**Aim of the exercise**
Using the entries that follow, count the lines containing the word "include" and give that number by itself.

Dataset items
________

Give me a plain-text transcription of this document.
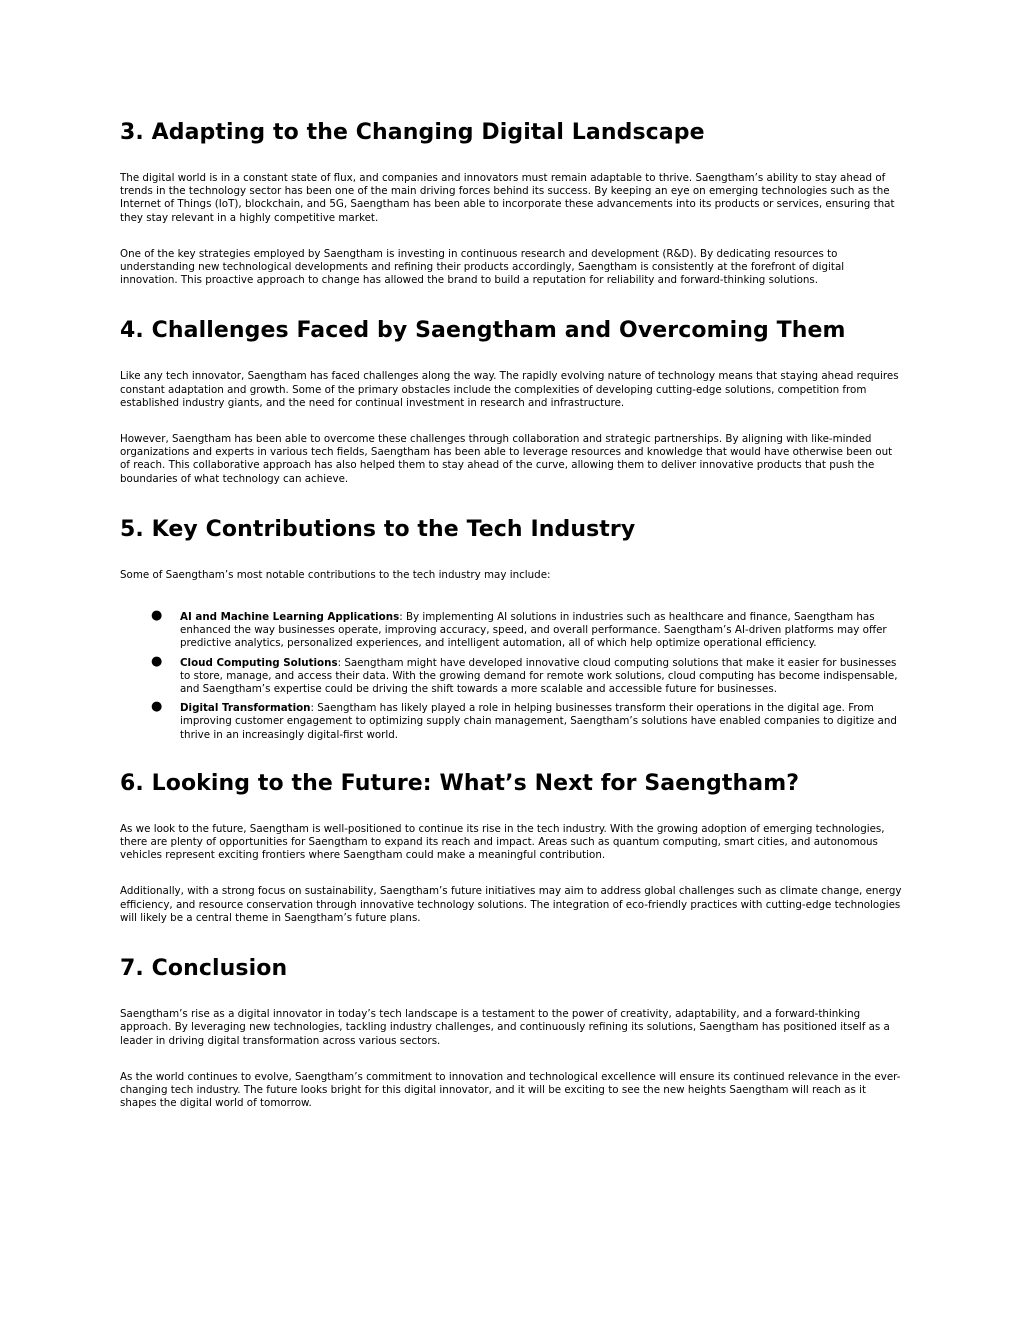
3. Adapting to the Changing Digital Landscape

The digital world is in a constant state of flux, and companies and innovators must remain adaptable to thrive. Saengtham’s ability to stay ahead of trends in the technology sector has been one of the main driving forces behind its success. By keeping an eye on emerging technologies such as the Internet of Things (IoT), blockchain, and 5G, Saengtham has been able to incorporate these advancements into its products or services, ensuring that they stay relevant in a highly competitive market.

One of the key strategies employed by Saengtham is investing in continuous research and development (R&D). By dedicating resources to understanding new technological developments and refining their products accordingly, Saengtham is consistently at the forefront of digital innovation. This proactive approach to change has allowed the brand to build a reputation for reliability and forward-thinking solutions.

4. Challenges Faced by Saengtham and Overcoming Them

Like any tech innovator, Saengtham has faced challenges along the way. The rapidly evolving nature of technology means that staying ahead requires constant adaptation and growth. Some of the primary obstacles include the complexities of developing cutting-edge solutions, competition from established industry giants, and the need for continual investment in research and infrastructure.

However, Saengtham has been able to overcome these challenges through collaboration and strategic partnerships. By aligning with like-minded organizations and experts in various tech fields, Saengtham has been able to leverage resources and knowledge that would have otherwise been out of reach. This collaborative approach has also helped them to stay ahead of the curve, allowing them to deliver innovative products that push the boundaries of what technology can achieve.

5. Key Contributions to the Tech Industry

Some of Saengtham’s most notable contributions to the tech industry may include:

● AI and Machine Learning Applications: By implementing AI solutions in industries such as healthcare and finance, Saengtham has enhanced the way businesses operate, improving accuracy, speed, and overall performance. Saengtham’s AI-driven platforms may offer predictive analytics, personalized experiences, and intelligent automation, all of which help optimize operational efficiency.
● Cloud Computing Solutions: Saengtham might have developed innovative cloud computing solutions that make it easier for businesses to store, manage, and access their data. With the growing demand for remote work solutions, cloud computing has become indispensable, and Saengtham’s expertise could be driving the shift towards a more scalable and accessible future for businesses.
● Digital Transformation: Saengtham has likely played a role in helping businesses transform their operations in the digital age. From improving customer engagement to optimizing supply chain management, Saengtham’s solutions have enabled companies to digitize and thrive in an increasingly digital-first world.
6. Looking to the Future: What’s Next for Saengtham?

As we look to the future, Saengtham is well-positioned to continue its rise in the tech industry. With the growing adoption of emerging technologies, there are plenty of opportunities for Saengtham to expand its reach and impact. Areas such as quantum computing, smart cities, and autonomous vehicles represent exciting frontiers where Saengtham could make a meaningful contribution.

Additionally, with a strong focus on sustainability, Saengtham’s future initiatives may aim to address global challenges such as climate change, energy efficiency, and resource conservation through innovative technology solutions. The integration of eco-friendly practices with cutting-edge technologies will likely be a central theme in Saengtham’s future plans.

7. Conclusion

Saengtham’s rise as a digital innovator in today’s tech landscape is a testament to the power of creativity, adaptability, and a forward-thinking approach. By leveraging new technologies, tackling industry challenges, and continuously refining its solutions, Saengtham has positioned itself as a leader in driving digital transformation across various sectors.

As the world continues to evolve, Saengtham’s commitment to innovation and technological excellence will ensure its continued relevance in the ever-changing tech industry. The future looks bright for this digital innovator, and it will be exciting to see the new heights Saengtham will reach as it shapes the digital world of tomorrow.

________

**Written solution**
2